--- START ---

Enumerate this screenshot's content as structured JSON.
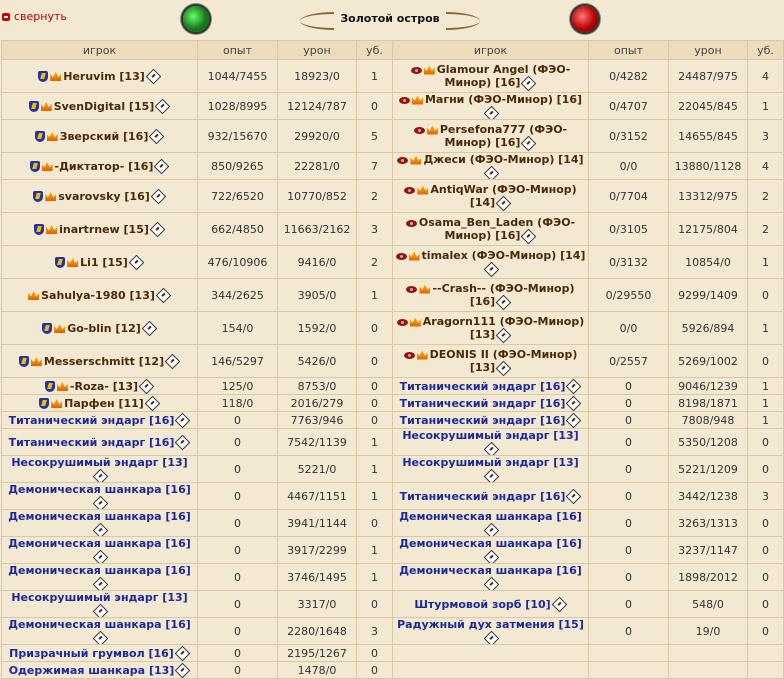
{
  "header": {
    "collapse_label": "свернуть",
    "title": "Золотой остров"
  },
  "columns": {
    "left": [
      "игрок",
      "опыт",
      "урон",
      "уб."
    ],
    "right": [
      "игрок",
      "опыт",
      "урон",
      "уб."
    ]
  },
  "rows": [
    {
      "tall": true,
      "left": {
        "name": "Heruvim [13]",
        "kind": "player",
        "icons": [
          "shield-icon",
          "crown-icon"
        ],
        "exp": "1044/7455",
        "dmg": "18923/0",
        "kills": "1"
      },
      "right": {
        "name": "Glamour Angel (ФЭО-Минор) [16]",
        "kind": "player",
        "icons": [
          "eye-icon",
          "crown-icon"
        ],
        "exp": "0/4282",
        "dmg": "24487/975",
        "kills": "4"
      }
    },
    {
      "tall": false,
      "left": {
        "name": "SvenDigital [15]",
        "kind": "player",
        "icons": [
          "shield-icon",
          "crown-icon"
        ],
        "exp": "1028/8995",
        "dmg": "12124/787",
        "kills": "0"
      },
      "right": {
        "name": "Магни (ФЭО-Минор) [16]",
        "kind": "player",
        "icons": [
          "eye-icon",
          "crown-icon"
        ],
        "exp": "0/4707",
        "dmg": "22045/845",
        "kills": "1"
      }
    },
    {
      "tall": true,
      "left": {
        "name": "Зверский [16]",
        "kind": "player",
        "icons": [
          "shield-icon",
          "crown-icon"
        ],
        "exp": "932/15670",
        "dmg": "29920/0",
        "kills": "5"
      },
      "right": {
        "name": "Persefona777 (ФЭО-Минор) [16]",
        "kind": "player",
        "icons": [
          "eye-icon",
          "crown-icon"
        ],
        "exp": "0/3152",
        "dmg": "14655/845",
        "kills": "3"
      }
    },
    {
      "tall": false,
      "left": {
        "name": "-Диктатор- [16]",
        "kind": "player",
        "icons": [
          "shield-icon",
          "crown-icon"
        ],
        "exp": "850/9265",
        "dmg": "22281/0",
        "kills": "7"
      },
      "right": {
        "name": "Джеси (ФЭО-Минор) [14]",
        "kind": "player",
        "icons": [
          "eye-icon",
          "crown-icon"
        ],
        "exp": "0/0",
        "dmg": "13880/1128",
        "kills": "4"
      }
    },
    {
      "tall": true,
      "left": {
        "name": "svarovsky [16]",
        "kind": "player",
        "icons": [
          "shield-icon",
          "crown-icon"
        ],
        "exp": "722/6520",
        "dmg": "10770/852",
        "kills": "2"
      },
      "right": {
        "name": "AntiqWar (ФЭО-Минор) [14]",
        "kind": "player",
        "icons": [
          "eye-icon",
          "crown-icon"
        ],
        "exp": "0/7704",
        "dmg": "13312/975",
        "kills": "2"
      }
    },
    {
      "tall": true,
      "left": {
        "name": "inartrnew [15]",
        "kind": "player",
        "icons": [
          "shield-icon",
          "crown-icon"
        ],
        "exp": "662/4850",
        "dmg": "11663/2162",
        "kills": "3"
      },
      "right": {
        "name": "Osama_Ben_Laden (ФЭО-Минор) [16]",
        "kind": "player",
        "icons": [
          "eye-icon"
        ],
        "exp": "0/3105",
        "dmg": "12175/804",
        "kills": "2"
      }
    },
    {
      "tall": true,
      "left": {
        "name": "Li1 [15]",
        "kind": "player",
        "icons": [
          "shield-icon",
          "crown-icon"
        ],
        "exp": "476/10906",
        "dmg": "9416/0",
        "kills": "2"
      },
      "right": {
        "name": "timalex (ФЭО-Минор) [14]",
        "kind": "player",
        "icons": [
          "eye-icon",
          "crown-icon"
        ],
        "exp": "0/3132",
        "dmg": "10854/0",
        "kills": "1"
      }
    },
    {
      "tall": true,
      "left": {
        "name": "Sahulya-1980 [13]",
        "kind": "player",
        "icons": [
          "crown-icon"
        ],
        "exp": "344/2625",
        "dmg": "3905/0",
        "kills": "1"
      },
      "right": {
        "name": "--Crash-- (ФЭО-Минор) [16]",
        "kind": "player",
        "icons": [
          "eye-icon",
          "crown-icon"
        ],
        "exp": "0/29550",
        "dmg": "9299/1409",
        "kills": "0"
      }
    },
    {
      "tall": true,
      "left": {
        "name": "Go-blin [12]",
        "kind": "player",
        "icons": [
          "shield-icon",
          "crown-icon"
        ],
        "exp": "154/0",
        "dmg": "1592/0",
        "kills": "0"
      },
      "right": {
        "name": "Aragorn111 (ФЭО-Минор) [13]",
        "kind": "player",
        "icons": [
          "eye-icon",
          "crown-icon"
        ],
        "exp": "0/0",
        "dmg": "5926/894",
        "kills": "1"
      }
    },
    {
      "tall": true,
      "left": {
        "name": "Messerschmitt [12]",
        "kind": "player",
        "icons": [
          "shield-icon",
          "crown-icon"
        ],
        "exp": "146/5297",
        "dmg": "5426/0",
        "kills": "0"
      },
      "right": {
        "name": "DEONIS II (ФЭО-Минор) [13]",
        "kind": "player",
        "icons": [
          "eye-icon",
          "crown-icon"
        ],
        "exp": "0/2557",
        "dmg": "5269/1002",
        "kills": "0"
      }
    },
    {
      "tall": false,
      "left": {
        "name": "-Roza- [13]",
        "kind": "player",
        "icons": [
          "shield-icon",
          "crown-icon"
        ],
        "exp": "125/0",
        "dmg": "8753/0",
        "kills": "0"
      },
      "right": {
        "name": "Титанический эндарг [16]",
        "kind": "bot",
        "icons": [],
        "exp": "0",
        "dmg": "9046/1239",
        "kills": "1"
      }
    },
    {
      "tall": false,
      "left": {
        "name": "Парфен [11]",
        "kind": "player",
        "icons": [
          "shield-icon",
          "crown-icon"
        ],
        "exp": "118/0",
        "dmg": "2016/279",
        "kills": "0"
      },
      "right": {
        "name": "Титанический эндарг [16]",
        "kind": "bot",
        "icons": [],
        "exp": "0",
        "dmg": "8198/1871",
        "kills": "1"
      }
    },
    {
      "tall": false,
      "left": {
        "name": "Титанический эндарг [16]",
        "kind": "bot",
        "icons": [],
        "exp": "0",
        "dmg": "7763/946",
        "kills": "0"
      },
      "right": {
        "name": "Титанический эндарг [16]",
        "kind": "bot",
        "icons": [],
        "exp": "0",
        "dmg": "7808/948",
        "kills": "1"
      }
    },
    {
      "tall": false,
      "left": {
        "name": "Титанический эндарг [16]",
        "kind": "bot",
        "icons": [],
        "exp": "0",
        "dmg": "7542/1139",
        "kills": "1"
      },
      "right": {
        "name": "Несокрушимый эндарг [13]",
        "kind": "bot",
        "icons": [],
        "exp": "0",
        "dmg": "5350/1208",
        "kills": "0"
      }
    },
    {
      "tall": false,
      "left": {
        "name": "Несокрушимый эндарг [13]",
        "kind": "bot",
        "icons": [],
        "exp": "0",
        "dmg": "5221/0",
        "kills": "1"
      },
      "right": {
        "name": "Несокрушимый эндарг [13]",
        "kind": "bot",
        "icons": [],
        "exp": "0",
        "dmg": "5221/1209",
        "kills": "0"
      }
    },
    {
      "tall": false,
      "left": {
        "name": "Демоническая шанкара [16]",
        "kind": "bot",
        "icons": [],
        "exp": "0",
        "dmg": "4467/1151",
        "kills": "1"
      },
      "right": {
        "name": "Титанический эндарг [16]",
        "kind": "bot",
        "icons": [],
        "exp": "0",
        "dmg": "3442/1238",
        "kills": "3"
      }
    },
    {
      "tall": false,
      "left": {
        "name": "Демоническая шанкара [16]",
        "kind": "bot",
        "icons": [],
        "exp": "0",
        "dmg": "3941/1144",
        "kills": "0"
      },
      "right": {
        "name": "Демоническая шанкара [16]",
        "kind": "bot",
        "icons": [],
        "exp": "0",
        "dmg": "3263/1313",
        "kills": "0"
      }
    },
    {
      "tall": false,
      "left": {
        "name": "Демоническая шанкара [16]",
        "kind": "bot",
        "icons": [],
        "exp": "0",
        "dmg": "3917/2299",
        "kills": "1"
      },
      "right": {
        "name": "Демоническая шанкара [16]",
        "kind": "bot",
        "icons": [],
        "exp": "0",
        "dmg": "3237/1147",
        "kills": "0"
      }
    },
    {
      "tall": false,
      "left": {
        "name": "Демоническая шанкара [16]",
        "kind": "bot",
        "icons": [],
        "exp": "0",
        "dmg": "3746/1495",
        "kills": "1"
      },
      "right": {
        "name": "Демоническая шанкара [16]",
        "kind": "bot",
        "icons": [],
        "exp": "0",
        "dmg": "1898/2012",
        "kills": "0"
      }
    },
    {
      "tall": false,
      "left": {
        "name": "Несокрушимый эндарг [13]",
        "kind": "bot",
        "icons": [],
        "exp": "0",
        "dmg": "3317/0",
        "kills": "0"
      },
      "right": {
        "name": "Штурмовой зорб [10]",
        "kind": "bot",
        "icons": [],
        "exp": "0",
        "dmg": "548/0",
        "kills": "0"
      }
    },
    {
      "tall": false,
      "left": {
        "name": "Демоническая шанкара [16]",
        "kind": "bot",
        "icons": [],
        "exp": "0",
        "dmg": "2280/1648",
        "kills": "3"
      },
      "right": {
        "name": "Радужный дух затмения [15]",
        "kind": "bot",
        "icons": [],
        "exp": "0",
        "dmg": "19/0",
        "kills": "0"
      }
    },
    {
      "tall": false,
      "left": {
        "name": "Призрачный грумвол [16]",
        "kind": "bot",
        "icons": [],
        "exp": "0",
        "dmg": "2195/1267",
        "kills": "0"
      },
      "right": null
    },
    {
      "tall": false,
      "left": {
        "name": "Одержимая шанкара [13]",
        "kind": "bot",
        "icons": [],
        "exp": "0",
        "dmg": "1478/0",
        "kills": "0"
      },
      "right": null
    }
  ]
}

--- END ---

Where a line holds "Минор", copy it out.

#### [Problem solution]
        "name": "Glamour Angel (ФЭО-Минор) [16]",
        "name": "Магни (ФЭО-Минор) [16]",
        "name": "Persefona777 (ФЭО-Минор) [16]",
        "name": "Джеси (ФЭО-Минор) [14]",
        "name": "AntiqWar (ФЭО-Минор) [14]",
        "name": "Osama_Ben_Laden (ФЭО-Минор) [16]",
        "name": "timalex (ФЭО-Минор) [14]",
        "name": "--Crash-- (ФЭО-Минор) [16]",
        "name": "Aragorn111 (ФЭО-Минор) [13]",
        "name": "DEONIS II (ФЭО-Минор) [13]",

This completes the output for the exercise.